WORK TO DO: Each line containing the word "object" needs to be copied.

(Part of a data file)
*****
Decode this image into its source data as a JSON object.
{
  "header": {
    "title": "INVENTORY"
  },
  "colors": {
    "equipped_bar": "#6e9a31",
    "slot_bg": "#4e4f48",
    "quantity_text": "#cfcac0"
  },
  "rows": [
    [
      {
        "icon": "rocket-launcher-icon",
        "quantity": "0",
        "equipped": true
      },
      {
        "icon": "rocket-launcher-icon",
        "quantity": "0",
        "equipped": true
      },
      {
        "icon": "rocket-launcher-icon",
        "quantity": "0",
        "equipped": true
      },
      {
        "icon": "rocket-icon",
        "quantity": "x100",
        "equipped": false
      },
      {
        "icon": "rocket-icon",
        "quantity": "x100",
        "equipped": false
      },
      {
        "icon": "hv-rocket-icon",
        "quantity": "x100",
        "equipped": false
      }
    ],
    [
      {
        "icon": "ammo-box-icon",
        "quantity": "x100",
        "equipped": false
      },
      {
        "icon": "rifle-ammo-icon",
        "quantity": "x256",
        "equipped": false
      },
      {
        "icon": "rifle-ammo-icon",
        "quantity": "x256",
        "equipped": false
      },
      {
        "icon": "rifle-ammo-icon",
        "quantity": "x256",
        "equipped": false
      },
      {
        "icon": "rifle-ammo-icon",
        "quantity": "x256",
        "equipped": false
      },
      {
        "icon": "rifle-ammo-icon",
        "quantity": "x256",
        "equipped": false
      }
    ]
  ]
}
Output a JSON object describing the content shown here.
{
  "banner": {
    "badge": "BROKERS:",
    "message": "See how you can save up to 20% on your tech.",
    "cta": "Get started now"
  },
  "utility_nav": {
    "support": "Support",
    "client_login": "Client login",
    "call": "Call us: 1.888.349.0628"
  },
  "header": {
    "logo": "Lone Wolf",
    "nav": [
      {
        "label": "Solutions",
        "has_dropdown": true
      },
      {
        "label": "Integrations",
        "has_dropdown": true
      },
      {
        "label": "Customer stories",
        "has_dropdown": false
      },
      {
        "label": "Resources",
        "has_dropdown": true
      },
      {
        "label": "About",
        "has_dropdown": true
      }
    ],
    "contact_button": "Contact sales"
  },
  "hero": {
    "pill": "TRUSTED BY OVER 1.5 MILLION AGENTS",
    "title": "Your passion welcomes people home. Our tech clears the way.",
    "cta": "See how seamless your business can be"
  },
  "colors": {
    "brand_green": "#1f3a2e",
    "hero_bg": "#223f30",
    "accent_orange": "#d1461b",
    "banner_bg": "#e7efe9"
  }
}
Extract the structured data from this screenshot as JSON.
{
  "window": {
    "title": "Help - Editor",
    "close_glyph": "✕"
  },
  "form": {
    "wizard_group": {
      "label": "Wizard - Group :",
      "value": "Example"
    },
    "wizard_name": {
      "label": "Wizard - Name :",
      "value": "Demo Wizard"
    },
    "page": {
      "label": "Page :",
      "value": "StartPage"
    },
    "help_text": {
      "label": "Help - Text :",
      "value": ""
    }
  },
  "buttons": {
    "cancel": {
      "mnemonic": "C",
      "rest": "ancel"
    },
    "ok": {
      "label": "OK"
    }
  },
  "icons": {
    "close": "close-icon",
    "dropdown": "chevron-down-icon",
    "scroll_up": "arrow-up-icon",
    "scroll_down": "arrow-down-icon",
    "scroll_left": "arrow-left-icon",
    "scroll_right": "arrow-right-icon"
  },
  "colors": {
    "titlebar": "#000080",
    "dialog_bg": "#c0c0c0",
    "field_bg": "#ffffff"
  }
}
*****
EXPECTED ANSWER:
Decode this image into its source data as a JSON object.
Output a JSON object describing the content shown here.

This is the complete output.